→ **Job**
Only the number is wanted: how many lines contain "this"?
____________
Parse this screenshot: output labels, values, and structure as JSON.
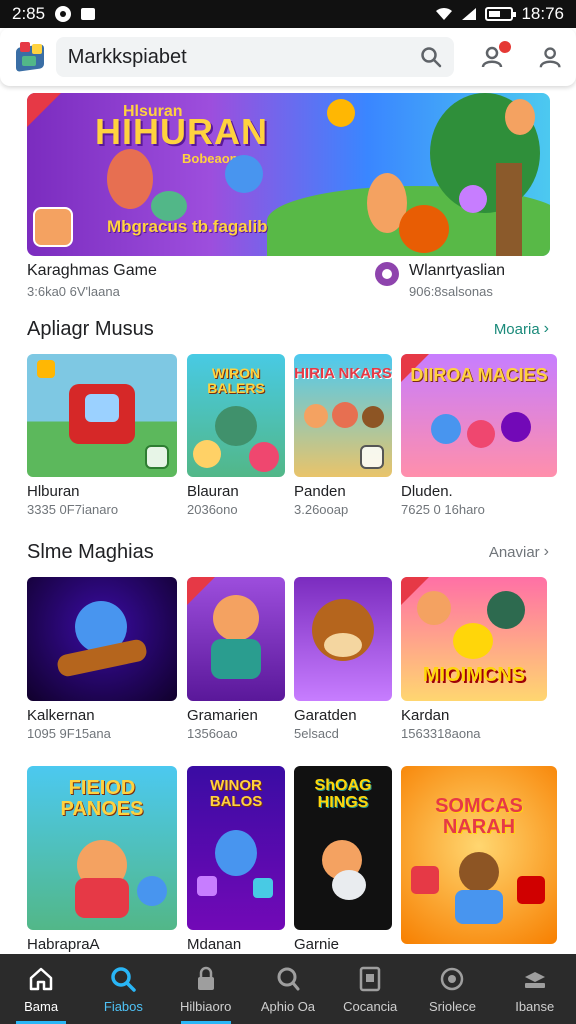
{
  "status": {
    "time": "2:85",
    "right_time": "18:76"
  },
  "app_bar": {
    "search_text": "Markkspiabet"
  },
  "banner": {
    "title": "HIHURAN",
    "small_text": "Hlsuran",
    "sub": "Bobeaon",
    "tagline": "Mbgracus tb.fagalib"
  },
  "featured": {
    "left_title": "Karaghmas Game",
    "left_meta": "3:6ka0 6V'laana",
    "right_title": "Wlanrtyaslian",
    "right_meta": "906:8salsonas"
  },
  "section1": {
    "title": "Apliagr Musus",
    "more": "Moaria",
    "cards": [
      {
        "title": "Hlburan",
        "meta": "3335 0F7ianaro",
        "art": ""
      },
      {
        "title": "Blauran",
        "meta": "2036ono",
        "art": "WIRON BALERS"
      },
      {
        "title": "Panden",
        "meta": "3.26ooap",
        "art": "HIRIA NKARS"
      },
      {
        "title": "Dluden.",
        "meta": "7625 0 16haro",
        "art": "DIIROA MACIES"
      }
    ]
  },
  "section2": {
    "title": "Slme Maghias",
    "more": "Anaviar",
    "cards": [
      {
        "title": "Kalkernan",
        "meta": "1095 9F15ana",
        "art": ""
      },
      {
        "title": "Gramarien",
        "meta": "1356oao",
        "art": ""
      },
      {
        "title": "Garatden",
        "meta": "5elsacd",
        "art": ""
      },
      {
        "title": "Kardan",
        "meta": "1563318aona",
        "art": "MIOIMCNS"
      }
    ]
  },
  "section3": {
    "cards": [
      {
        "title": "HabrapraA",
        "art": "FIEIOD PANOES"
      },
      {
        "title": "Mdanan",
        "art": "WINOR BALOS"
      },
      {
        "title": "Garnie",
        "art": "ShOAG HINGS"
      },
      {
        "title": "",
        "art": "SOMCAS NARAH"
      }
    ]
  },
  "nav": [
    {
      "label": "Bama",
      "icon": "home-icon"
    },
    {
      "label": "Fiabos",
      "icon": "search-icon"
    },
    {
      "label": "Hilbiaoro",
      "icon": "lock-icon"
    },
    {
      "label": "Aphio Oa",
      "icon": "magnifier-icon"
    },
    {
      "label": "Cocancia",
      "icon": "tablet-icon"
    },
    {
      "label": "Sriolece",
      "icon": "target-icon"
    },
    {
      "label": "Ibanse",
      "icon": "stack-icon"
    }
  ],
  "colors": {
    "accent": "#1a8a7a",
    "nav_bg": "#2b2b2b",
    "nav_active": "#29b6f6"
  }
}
____________
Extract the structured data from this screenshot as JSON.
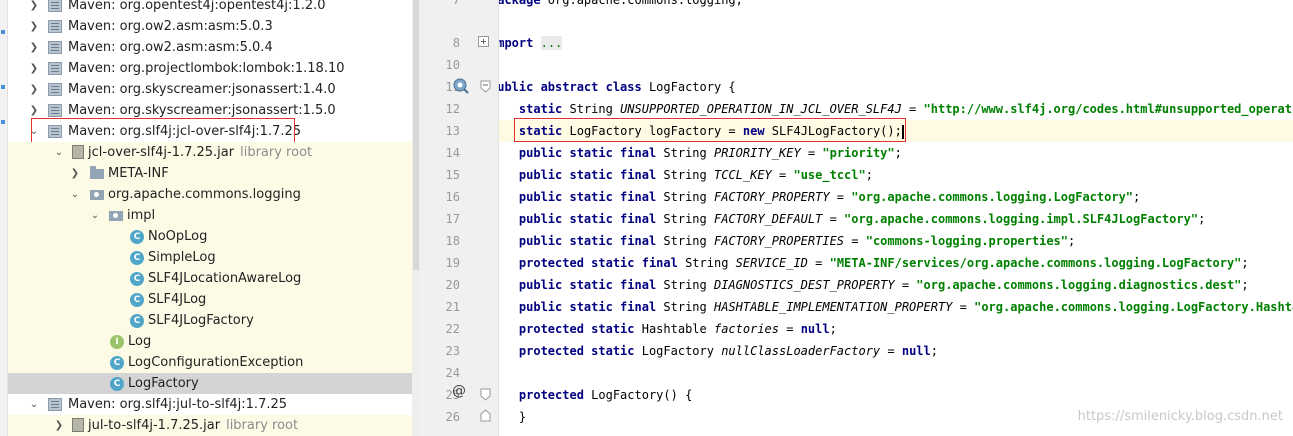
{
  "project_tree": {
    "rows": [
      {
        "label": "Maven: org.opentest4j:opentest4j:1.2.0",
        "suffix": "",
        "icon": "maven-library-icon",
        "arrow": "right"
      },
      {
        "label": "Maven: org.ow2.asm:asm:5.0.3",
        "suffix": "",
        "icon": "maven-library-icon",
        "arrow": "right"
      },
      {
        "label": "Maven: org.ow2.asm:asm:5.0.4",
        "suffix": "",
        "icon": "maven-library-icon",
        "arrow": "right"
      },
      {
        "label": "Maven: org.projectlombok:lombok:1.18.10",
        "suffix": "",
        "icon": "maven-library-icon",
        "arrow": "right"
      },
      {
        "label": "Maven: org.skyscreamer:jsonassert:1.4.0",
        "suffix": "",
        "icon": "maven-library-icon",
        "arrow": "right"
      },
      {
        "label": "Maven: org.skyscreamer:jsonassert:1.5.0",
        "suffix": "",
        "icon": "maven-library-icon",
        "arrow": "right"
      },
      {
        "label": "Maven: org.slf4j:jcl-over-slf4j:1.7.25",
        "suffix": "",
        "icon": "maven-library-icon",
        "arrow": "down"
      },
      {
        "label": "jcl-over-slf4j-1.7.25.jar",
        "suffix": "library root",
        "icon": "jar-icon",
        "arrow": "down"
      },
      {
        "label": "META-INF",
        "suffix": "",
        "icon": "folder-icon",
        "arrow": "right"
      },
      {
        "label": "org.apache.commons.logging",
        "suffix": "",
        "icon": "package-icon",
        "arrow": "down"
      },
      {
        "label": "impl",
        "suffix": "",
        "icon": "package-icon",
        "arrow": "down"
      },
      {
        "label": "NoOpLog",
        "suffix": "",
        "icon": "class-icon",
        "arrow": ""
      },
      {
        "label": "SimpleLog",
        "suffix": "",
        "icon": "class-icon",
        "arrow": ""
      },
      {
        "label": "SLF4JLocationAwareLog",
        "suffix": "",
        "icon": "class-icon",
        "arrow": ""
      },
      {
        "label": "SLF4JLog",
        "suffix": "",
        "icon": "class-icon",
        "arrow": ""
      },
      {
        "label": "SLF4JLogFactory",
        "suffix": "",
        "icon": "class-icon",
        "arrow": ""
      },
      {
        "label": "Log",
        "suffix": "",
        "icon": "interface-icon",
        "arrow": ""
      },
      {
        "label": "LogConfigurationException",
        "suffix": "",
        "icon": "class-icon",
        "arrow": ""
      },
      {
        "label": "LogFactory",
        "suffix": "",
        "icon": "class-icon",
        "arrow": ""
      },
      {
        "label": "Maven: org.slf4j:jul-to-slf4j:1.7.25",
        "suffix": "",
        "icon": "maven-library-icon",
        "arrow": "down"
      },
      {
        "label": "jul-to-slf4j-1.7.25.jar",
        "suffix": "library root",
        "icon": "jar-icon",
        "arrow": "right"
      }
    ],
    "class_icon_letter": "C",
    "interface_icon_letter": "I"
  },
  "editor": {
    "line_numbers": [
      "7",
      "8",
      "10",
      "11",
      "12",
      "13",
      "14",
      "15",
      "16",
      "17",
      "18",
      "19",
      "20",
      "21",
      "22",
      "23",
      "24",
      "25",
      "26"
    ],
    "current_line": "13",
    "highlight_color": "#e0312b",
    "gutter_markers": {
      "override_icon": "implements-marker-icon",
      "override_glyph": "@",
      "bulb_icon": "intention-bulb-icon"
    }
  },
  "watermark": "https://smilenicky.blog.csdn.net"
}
____________
→ **Task solution**
2